__WHAT TO DO__.
Without including any images, reproduce each entry exactly.
--- --- ---
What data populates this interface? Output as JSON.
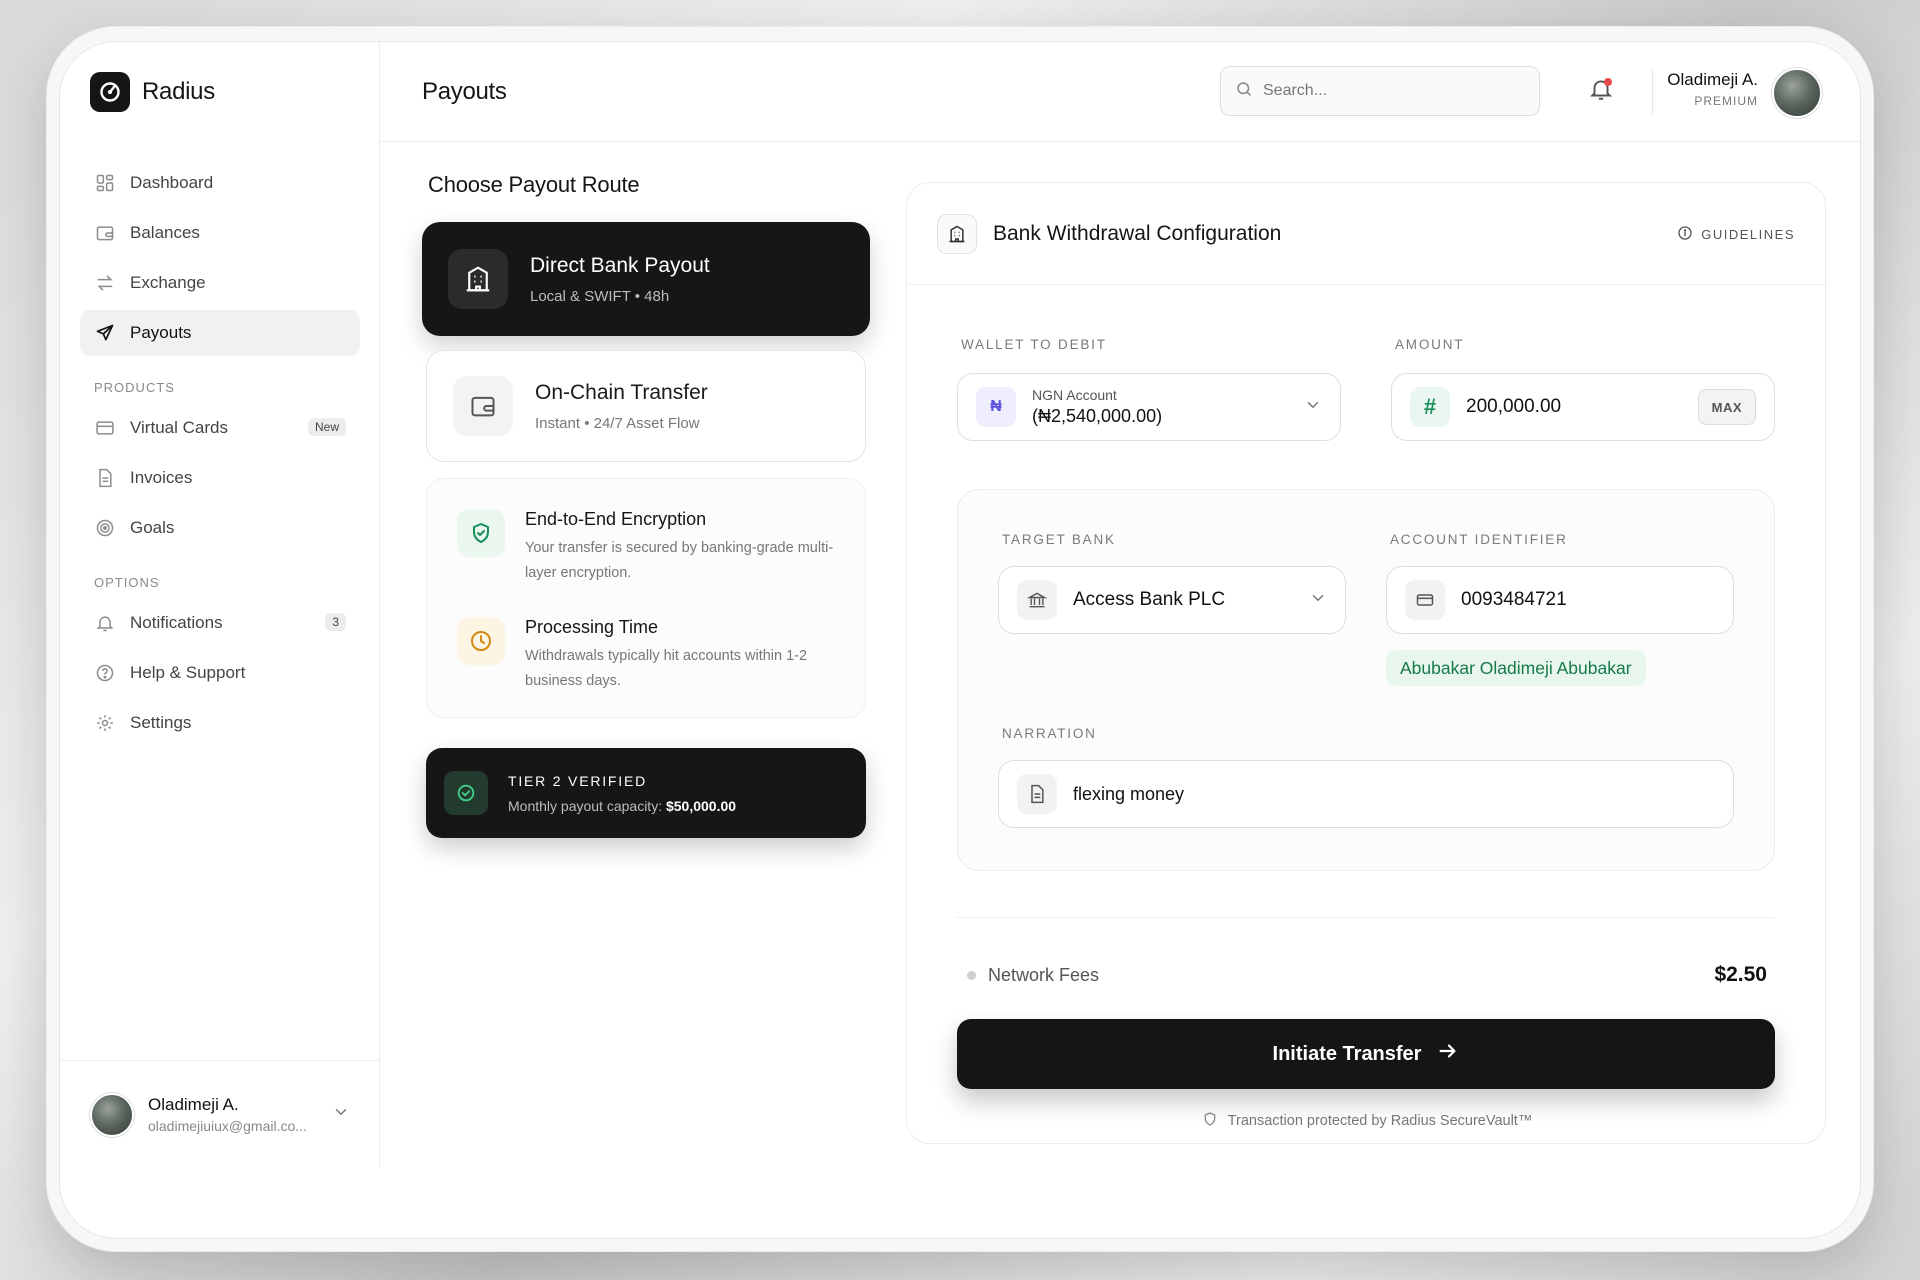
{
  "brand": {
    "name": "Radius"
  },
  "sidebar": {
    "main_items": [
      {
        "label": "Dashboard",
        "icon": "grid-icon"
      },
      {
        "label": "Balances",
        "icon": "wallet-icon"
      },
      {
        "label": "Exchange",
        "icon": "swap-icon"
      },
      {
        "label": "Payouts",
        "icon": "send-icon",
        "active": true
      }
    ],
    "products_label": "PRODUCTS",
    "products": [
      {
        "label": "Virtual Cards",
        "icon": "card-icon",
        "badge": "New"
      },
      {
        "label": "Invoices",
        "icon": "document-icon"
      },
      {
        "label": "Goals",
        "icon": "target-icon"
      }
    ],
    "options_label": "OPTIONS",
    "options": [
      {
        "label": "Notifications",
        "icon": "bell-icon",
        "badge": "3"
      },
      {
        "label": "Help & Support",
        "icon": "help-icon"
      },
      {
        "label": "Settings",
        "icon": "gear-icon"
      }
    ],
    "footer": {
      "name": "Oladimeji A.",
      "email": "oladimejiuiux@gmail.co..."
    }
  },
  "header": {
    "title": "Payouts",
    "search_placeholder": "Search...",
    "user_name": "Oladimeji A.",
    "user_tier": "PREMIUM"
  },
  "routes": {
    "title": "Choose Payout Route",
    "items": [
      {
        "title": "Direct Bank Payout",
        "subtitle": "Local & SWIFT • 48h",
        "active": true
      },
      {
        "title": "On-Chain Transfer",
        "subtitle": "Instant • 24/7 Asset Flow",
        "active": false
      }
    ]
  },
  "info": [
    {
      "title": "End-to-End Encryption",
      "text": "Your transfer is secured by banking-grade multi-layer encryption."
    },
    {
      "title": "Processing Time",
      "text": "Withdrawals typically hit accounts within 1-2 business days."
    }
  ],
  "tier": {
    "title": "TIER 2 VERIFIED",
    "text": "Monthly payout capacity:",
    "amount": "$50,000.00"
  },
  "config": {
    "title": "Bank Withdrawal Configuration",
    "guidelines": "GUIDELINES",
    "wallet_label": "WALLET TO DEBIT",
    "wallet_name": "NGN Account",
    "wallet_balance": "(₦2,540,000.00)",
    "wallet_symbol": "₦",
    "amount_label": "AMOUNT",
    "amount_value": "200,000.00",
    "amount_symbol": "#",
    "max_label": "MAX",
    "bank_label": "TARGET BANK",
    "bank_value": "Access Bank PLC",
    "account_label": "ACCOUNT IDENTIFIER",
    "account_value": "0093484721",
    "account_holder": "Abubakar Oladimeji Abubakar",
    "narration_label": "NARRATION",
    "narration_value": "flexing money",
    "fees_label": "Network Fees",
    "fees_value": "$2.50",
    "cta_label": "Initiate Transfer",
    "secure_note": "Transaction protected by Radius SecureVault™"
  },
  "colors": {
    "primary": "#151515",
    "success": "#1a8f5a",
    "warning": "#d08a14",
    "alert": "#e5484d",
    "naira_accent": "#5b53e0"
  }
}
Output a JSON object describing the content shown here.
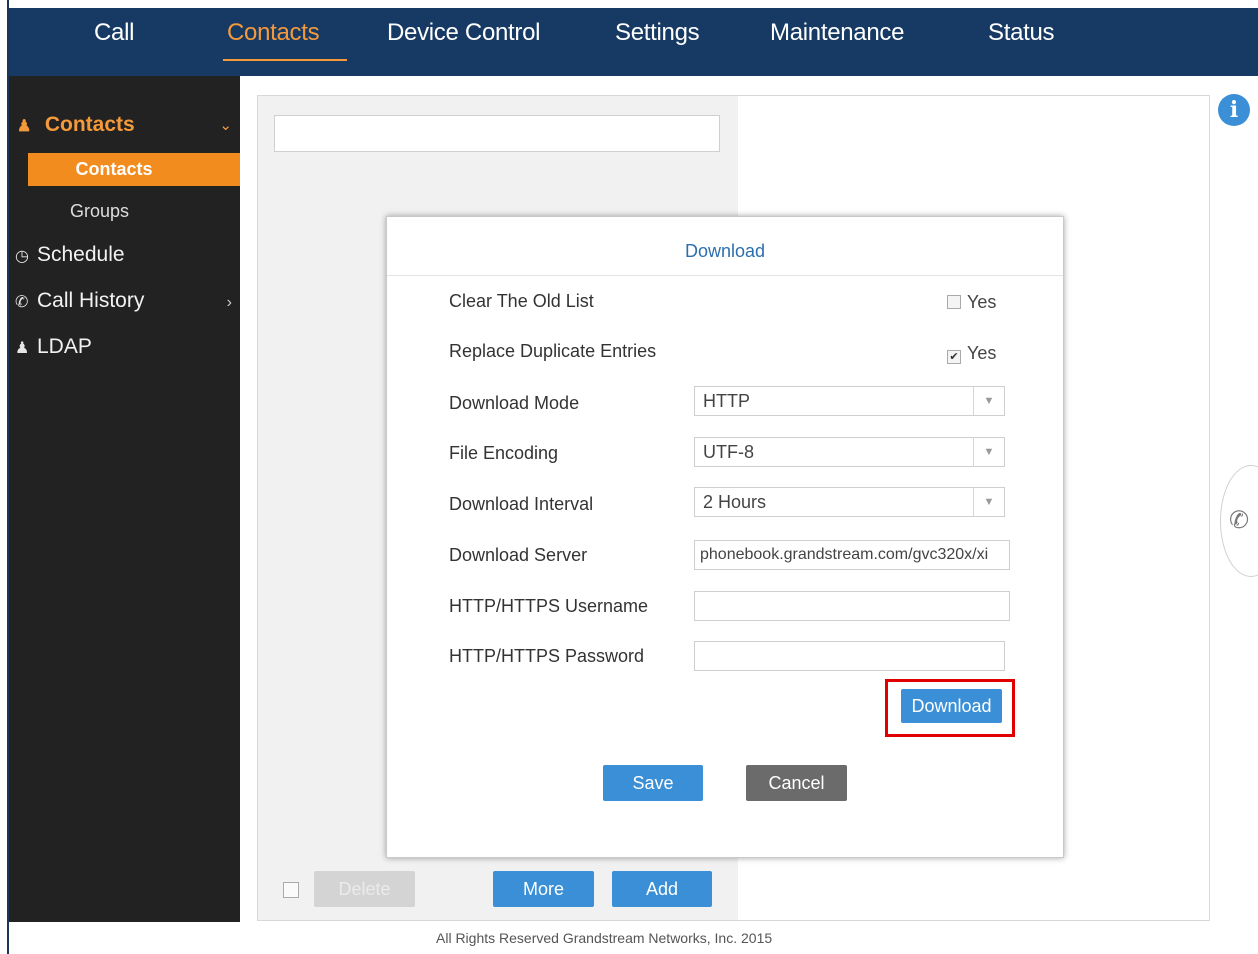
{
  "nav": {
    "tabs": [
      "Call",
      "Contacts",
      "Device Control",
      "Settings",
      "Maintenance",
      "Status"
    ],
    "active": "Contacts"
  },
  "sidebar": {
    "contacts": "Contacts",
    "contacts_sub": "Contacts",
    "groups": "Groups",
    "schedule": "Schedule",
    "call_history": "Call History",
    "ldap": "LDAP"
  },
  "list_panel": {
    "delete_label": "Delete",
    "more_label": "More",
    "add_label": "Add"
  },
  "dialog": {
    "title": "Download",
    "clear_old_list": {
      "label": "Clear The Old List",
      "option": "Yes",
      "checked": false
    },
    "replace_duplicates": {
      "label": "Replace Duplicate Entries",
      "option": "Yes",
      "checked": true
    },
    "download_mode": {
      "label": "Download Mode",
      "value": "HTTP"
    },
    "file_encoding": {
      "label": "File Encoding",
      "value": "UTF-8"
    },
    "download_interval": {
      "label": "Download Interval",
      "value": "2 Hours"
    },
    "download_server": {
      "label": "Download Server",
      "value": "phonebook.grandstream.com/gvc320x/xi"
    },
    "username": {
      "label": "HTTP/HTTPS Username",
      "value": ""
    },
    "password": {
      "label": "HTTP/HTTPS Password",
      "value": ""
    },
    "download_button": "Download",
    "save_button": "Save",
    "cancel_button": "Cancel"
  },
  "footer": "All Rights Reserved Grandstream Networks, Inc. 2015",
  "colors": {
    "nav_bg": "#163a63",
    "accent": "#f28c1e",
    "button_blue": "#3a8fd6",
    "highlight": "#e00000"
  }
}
--- --- ---
__FINISHED ANSWER__.
What data populates this interface? Output as JSON.
{
  "brand": {
    "name": "Radius"
  },
  "sidebar": {
    "main_items": [
      {
        "label": "Dashboard",
        "icon": "grid-icon"
      },
      {
        "label": "Balances",
        "icon": "wallet-icon"
      },
      {
        "label": "Exchange",
        "icon": "swap-icon"
      },
      {
        "label": "Payouts",
        "icon": "send-icon",
        "active": true
      }
    ],
    "products_label": "PRODUCTS",
    "products": [
      {
        "label": "Virtual Cards",
        "icon": "card-icon",
        "badge": "New"
      },
      {
        "label": "Invoices",
        "icon": "document-icon"
      },
      {
        "label": "Goals",
        "icon": "target-icon"
      }
    ],
    "options_label": "OPTIONS",
    "options": [
      {
        "label": "Notifications",
        "icon": "bell-icon",
        "badge": "3"
      },
      {
        "label": "Help & Support",
        "icon": "help-icon"
      },
      {
        "label": "Settings",
        "icon": "gear-icon"
      }
    ],
    "footer": {
      "name": "Oladimeji A.",
      "email": "oladimejiuiux@gmail.co..."
    }
  },
  "header": {
    "title": "Payouts",
    "search_placeholder": "Search...",
    "user_name": "Oladimeji A.",
    "user_tier": "PREMIUM"
  },
  "routes": {
    "title": "Choose Payout Route",
    "items": [
      {
        "title": "Direct Bank Payout",
        "subtitle": "Local & SWIFT • 48h",
        "active": true
      },
      {
        "title": "On-Chain Transfer",
        "subtitle": "Instant • 24/7 Asset Flow",
        "active": false
      }
    ]
  },
  "info": [
    {
      "title": "End-to-End Encryption",
      "text": "Your transfer is secured by banking-grade multi-layer encryption."
    },
    {
      "title": "Processing Time",
      "text": "Withdrawals typically hit accounts within 1-2 business days."
    }
  ],
  "tier": {
    "title": "TIER 2 VERIFIED",
    "text": "Monthly payout capacity:",
    "amount": "$50,000.00"
  },
  "config": {
    "title": "Bank Withdrawal Configuration",
    "guidelines": "GUIDELINES",
    "wallet_label": "WALLET TO DEBIT",
    "wallet_name": "NGN Account",
    "wallet_balance": "(₦2,540,000.00)",
    "wallet_symbol": "₦",
    "amount_label": "AMOUNT",
    "amount_value": "200,000.00",
    "amount_symbol": "#",
    "max_label": "MAX",
    "bank_label": "TARGET BANK",
    "bank_value": "Access Bank PLC",
    "account_label": "ACCOUNT IDENTIFIER",
    "account_value": "0093484721",
    "account_holder": "Abubakar Oladimeji Abubakar",
    "narration_label": "NARRATION",
    "narration_value": "flexing money",
    "fees_label": "Network Fees",
    "fees_value": "$2.50",
    "cta_label": "Initiate Transfer",
    "secure_note": "Transaction protected by Radius SecureVault™"
  },
  "colors": {
    "primary": "#151515",
    "success": "#1a8f5a",
    "warning": "#d08a14",
    "alert": "#e5484d",
    "naira_accent": "#5b53e0"
  }
}
Output a JSON object describing the content shown here.
{
  "nav": {
    "tabs": [
      "Call",
      "Contacts",
      "Device Control",
      "Settings",
      "Maintenance",
      "Status"
    ],
    "active": "Contacts"
  },
  "sidebar": {
    "contacts": "Contacts",
    "contacts_sub": "Contacts",
    "groups": "Groups",
    "schedule": "Schedule",
    "call_history": "Call History",
    "ldap": "LDAP"
  },
  "list_panel": {
    "delete_label": "Delete",
    "more_label": "More",
    "add_label": "Add"
  },
  "dialog": {
    "title": "Download",
    "clear_old_list": {
      "label": "Clear The Old List",
      "option": "Yes",
      "checked": false
    },
    "replace_duplicates": {
      "label": "Replace Duplicate Entries",
      "option": "Yes",
      "checked": true
    },
    "download_mode": {
      "label": "Download Mode",
      "value": "HTTP"
    },
    "file_encoding": {
      "label": "File Encoding",
      "value": "UTF-8"
    },
    "download_interval": {
      "label": "Download Interval",
      "value": "2 Hours"
    },
    "download_server": {
      "label": "Download Server",
      "value": "phonebook.grandstream.com/gvc320x/xi"
    },
    "username": {
      "label": "HTTP/HTTPS Username",
      "value": ""
    },
    "password": {
      "label": "HTTP/HTTPS Password",
      "value": ""
    },
    "download_button": "Download",
    "save_button": "Save",
    "cancel_button": "Cancel"
  },
  "footer": "All Rights Reserved Grandstream Networks, Inc. 2015",
  "colors": {
    "nav_bg": "#163a63",
    "accent": "#f28c1e",
    "button_blue": "#3a8fd6",
    "highlight": "#e00000"
  }
}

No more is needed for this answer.